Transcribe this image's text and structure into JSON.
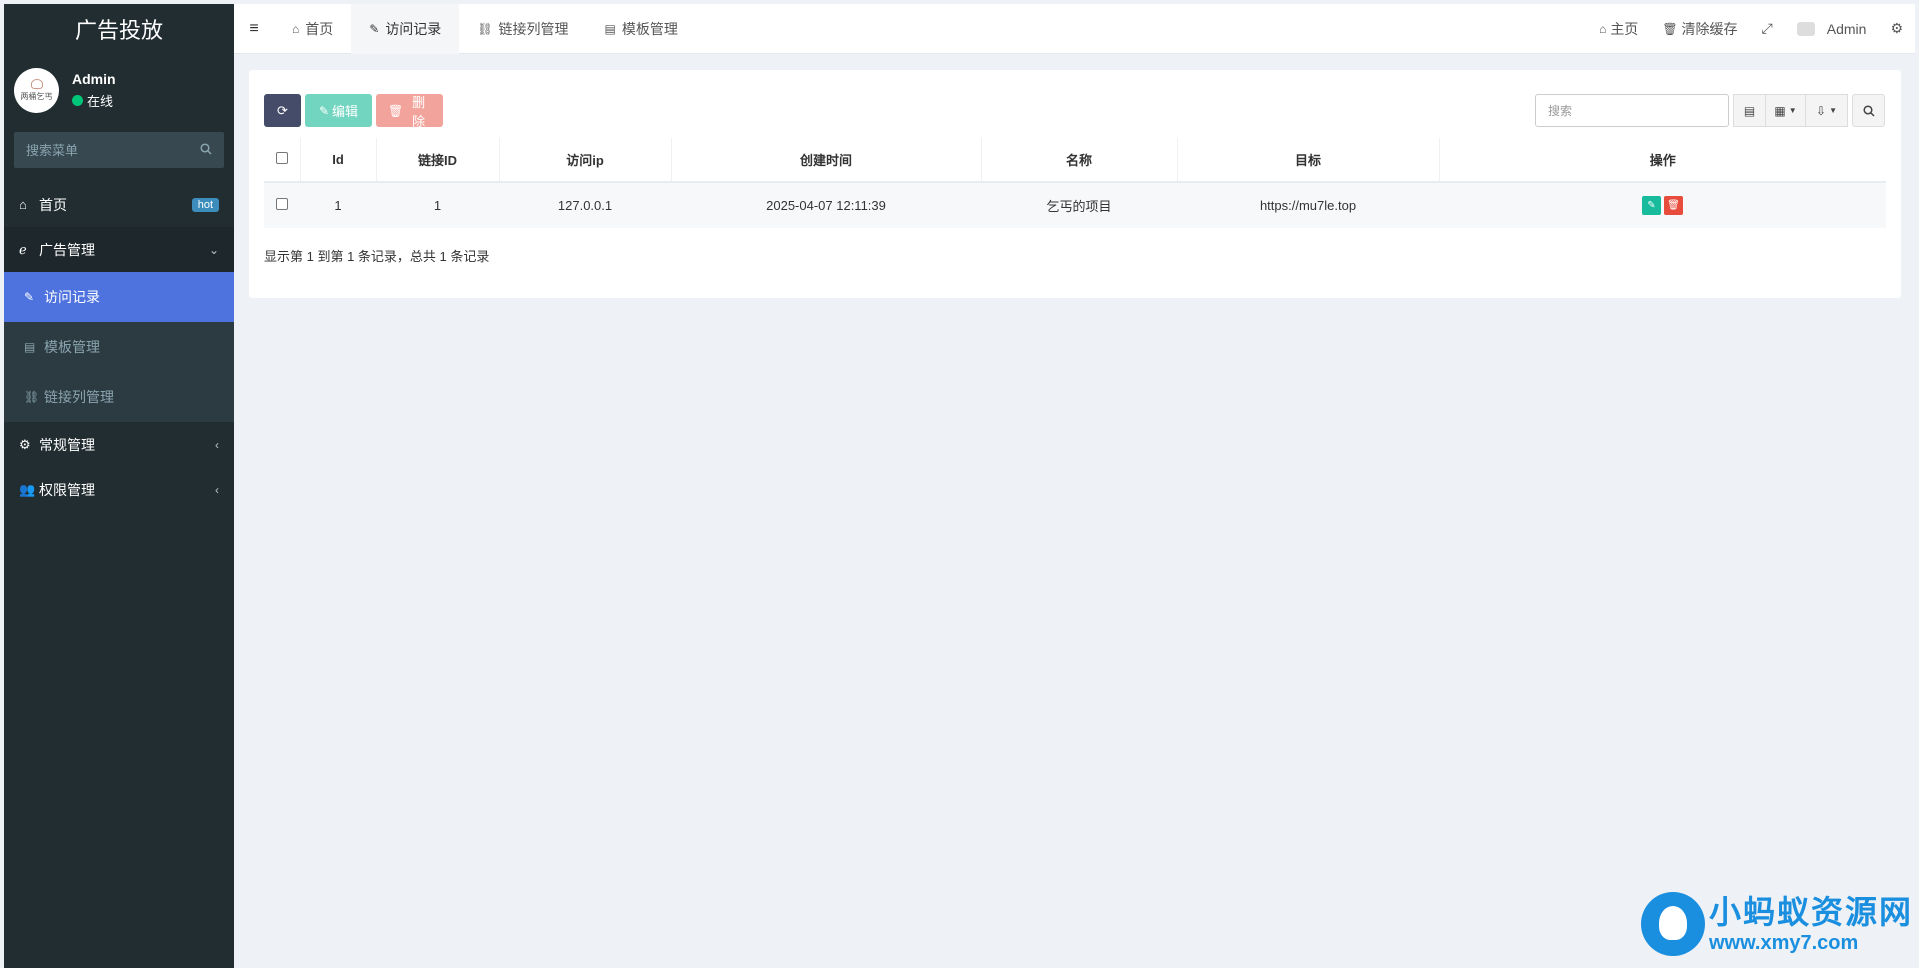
{
  "sidebar": {
    "brand": "广告投放",
    "avatar_text": "两桶乞丐",
    "user_name": "Admin",
    "user_status": "在线",
    "search_placeholder": "搜索菜单",
    "items": [
      {
        "label": "首页",
        "icon": "home-icon",
        "badge": "hot"
      },
      {
        "label": "广告管理",
        "icon": "ie-icon",
        "expanded": true,
        "children": [
          {
            "label": "访问记录",
            "icon": "pencil-icon",
            "active": true
          },
          {
            "label": "模板管理",
            "icon": "table-icon"
          },
          {
            "label": "链接列管理",
            "icon": "unlink-icon"
          }
        ]
      },
      {
        "label": "常规管理",
        "icon": "cogs-icon"
      },
      {
        "label": "权限管理",
        "icon": "group-icon"
      }
    ]
  },
  "topbar": {
    "tabs": [
      {
        "label": "首页",
        "icon": "home-icon"
      },
      {
        "label": "访问记录",
        "icon": "pencil-icon",
        "active": true
      },
      {
        "label": "链接列管理",
        "icon": "unlink-icon"
      },
      {
        "label": "模板管理",
        "icon": "table-icon"
      }
    ],
    "right": {
      "home": "主页",
      "clear_cache": "清除缓存",
      "user": "Admin"
    }
  },
  "toolbar": {
    "edit_label": "编辑",
    "delete_label": "删除",
    "search_placeholder": "搜索"
  },
  "table": {
    "columns": [
      "Id",
      "链接ID",
      "访问ip",
      "创建时间",
      "名称",
      "目标",
      "操作"
    ],
    "rows": [
      {
        "id": "1",
        "link_id": "1",
        "ip": "127.0.0.1",
        "created": "2025-04-07 12:11:39",
        "name": "乞丐的项目",
        "target": "https://mu7le.top"
      }
    ]
  },
  "pager_info": "显示第 1 到第 1 条记录，总共 1 条记录",
  "watermark": {
    "title": "小蚂蚁资源网",
    "url": "www.xmy7.com"
  },
  "colors": {
    "sidebar_bg": "#222d32",
    "active_menu": "#4e73df",
    "edit_green": "#18bc9c",
    "delete_red": "#e74c3c",
    "hot_badge": "#3c8dbc"
  }
}
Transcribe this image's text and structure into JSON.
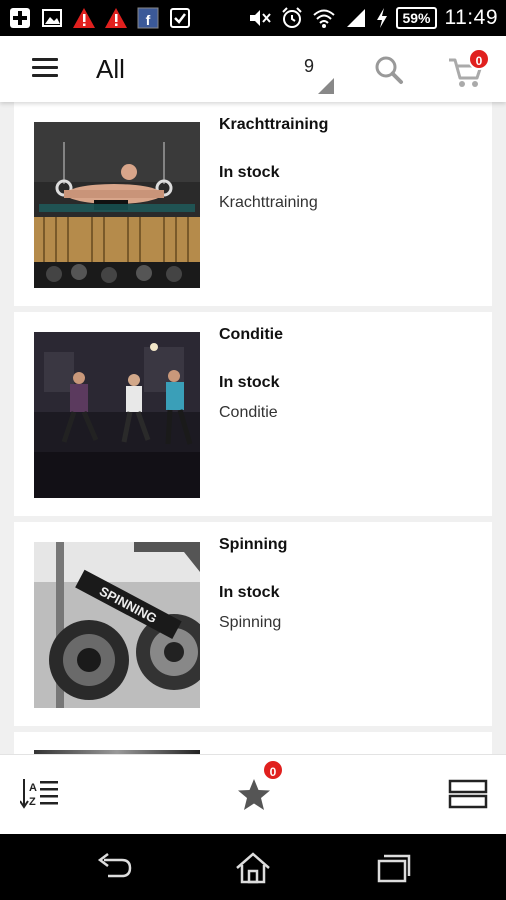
{
  "status_bar": {
    "left_icons": [
      "add-box-icon",
      "image-icon",
      "warning-icon",
      "warning-icon",
      "facebook-app-icon",
      "checkbox-icon"
    ],
    "right_icons": [
      "mute-icon",
      "alarm-icon",
      "wifi-icon",
      "signal-icon",
      "charging-icon"
    ],
    "battery": "59%",
    "time": "11:49"
  },
  "app_bar": {
    "title": "All",
    "sort_value": "9",
    "cart_count": "0"
  },
  "products": [
    {
      "title": "Krachttraining",
      "stock": "In stock",
      "category": "Krachttraining",
      "image": "gymnastics-rings-photo"
    },
    {
      "title": "Conditie",
      "stock": "In stock",
      "category": "Conditie",
      "image": "running-group-photo"
    },
    {
      "title": "Spinning",
      "stock": "In stock",
      "category": "Spinning",
      "image": "spinning-bikes-photo"
    }
  ],
  "bottom_bar": {
    "favorites_count": "0",
    "icons": [
      "sort-az-icon",
      "star-icon",
      "view-toggle-icon"
    ]
  },
  "nav_bar": {
    "icons": [
      "back-icon",
      "home-icon",
      "recent-apps-icon"
    ]
  },
  "colors": {
    "badge": "#e0201e",
    "background": "#f0f0f0"
  }
}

══════════

# DO THIS:
Reproduce every line exactly and omit all pictures.

# CORRECT RESULT:
Transcribe this image's text and structure into JSON.
{
  "sidebar": {
    "brand": "广告投放",
    "avatar_text": "两桶乞丐",
    "user_name": "Admin",
    "user_status": "在线",
    "search_placeholder": "搜索菜单",
    "items": [
      {
        "label": "首页",
        "icon": "home-icon",
        "badge": "hot"
      },
      {
        "label": "广告管理",
        "icon": "ie-icon",
        "expanded": true,
        "children": [
          {
            "label": "访问记录",
            "icon": "pencil-icon",
            "active": true
          },
          {
            "label": "模板管理",
            "icon": "table-icon"
          },
          {
            "label": "链接列管理",
            "icon": "unlink-icon"
          }
        ]
      },
      {
        "label": "常规管理",
        "icon": "cogs-icon"
      },
      {
        "label": "权限管理",
        "icon": "group-icon"
      }
    ]
  },
  "topbar": {
    "tabs": [
      {
        "label": "首页",
        "icon": "home-icon"
      },
      {
        "label": "访问记录",
        "icon": "pencil-icon",
        "active": true
      },
      {
        "label": "链接列管理",
        "icon": "unlink-icon"
      },
      {
        "label": "模板管理",
        "icon": "table-icon"
      }
    ],
    "right": {
      "home": "主页",
      "clear_cache": "清除缓存",
      "user": "Admin"
    }
  },
  "toolbar": {
    "edit_label": "编辑",
    "delete_label": "删除",
    "search_placeholder": "搜索"
  },
  "table": {
    "columns": [
      "Id",
      "链接ID",
      "访问ip",
      "创建时间",
      "名称",
      "目标",
      "操作"
    ],
    "rows": [
      {
        "id": "1",
        "link_id": "1",
        "ip": "127.0.0.1",
        "created": "2025-04-07 12:11:39",
        "name": "乞丐的项目",
        "target": "https://mu7le.top"
      }
    ]
  },
  "pager_info": "显示第 1 到第 1 条记录，总共 1 条记录",
  "watermark": {
    "title": "小蚂蚁资源网",
    "url": "www.xmy7.com"
  },
  "colors": {
    "sidebar_bg": "#222d32",
    "active_menu": "#4e73df",
    "edit_green": "#18bc9c",
    "delete_red": "#e74c3c",
    "hot_badge": "#3c8dbc"
  }
}
Transcribe this image's text and structure into JSON.
{
  "status_bar": {
    "left_icons": [
      "add-box-icon",
      "image-icon",
      "warning-icon",
      "warning-icon",
      "facebook-app-icon",
      "checkbox-icon"
    ],
    "right_icons": [
      "mute-icon",
      "alarm-icon",
      "wifi-icon",
      "signal-icon",
      "charging-icon"
    ],
    "battery": "59%",
    "time": "11:49"
  },
  "app_bar": {
    "title": "All",
    "sort_value": "9",
    "cart_count": "0"
  },
  "products": [
    {
      "title": "Krachttraining",
      "stock": "In stock",
      "category": "Krachttraining",
      "image": "gymnastics-rings-photo"
    },
    {
      "title": "Conditie",
      "stock": "In stock",
      "category": "Conditie",
      "image": "running-group-photo"
    },
    {
      "title": "Spinning",
      "stock": "In stock",
      "category": "Spinning",
      "image": "spinning-bikes-photo"
    }
  ],
  "bottom_bar": {
    "favorites_count": "0",
    "icons": [
      "sort-az-icon",
      "star-icon",
      "view-toggle-icon"
    ]
  },
  "nav_bar": {
    "icons": [
      "back-icon",
      "home-icon",
      "recent-apps-icon"
    ]
  },
  "colors": {
    "badge": "#e0201e",
    "background": "#f0f0f0"
  }
}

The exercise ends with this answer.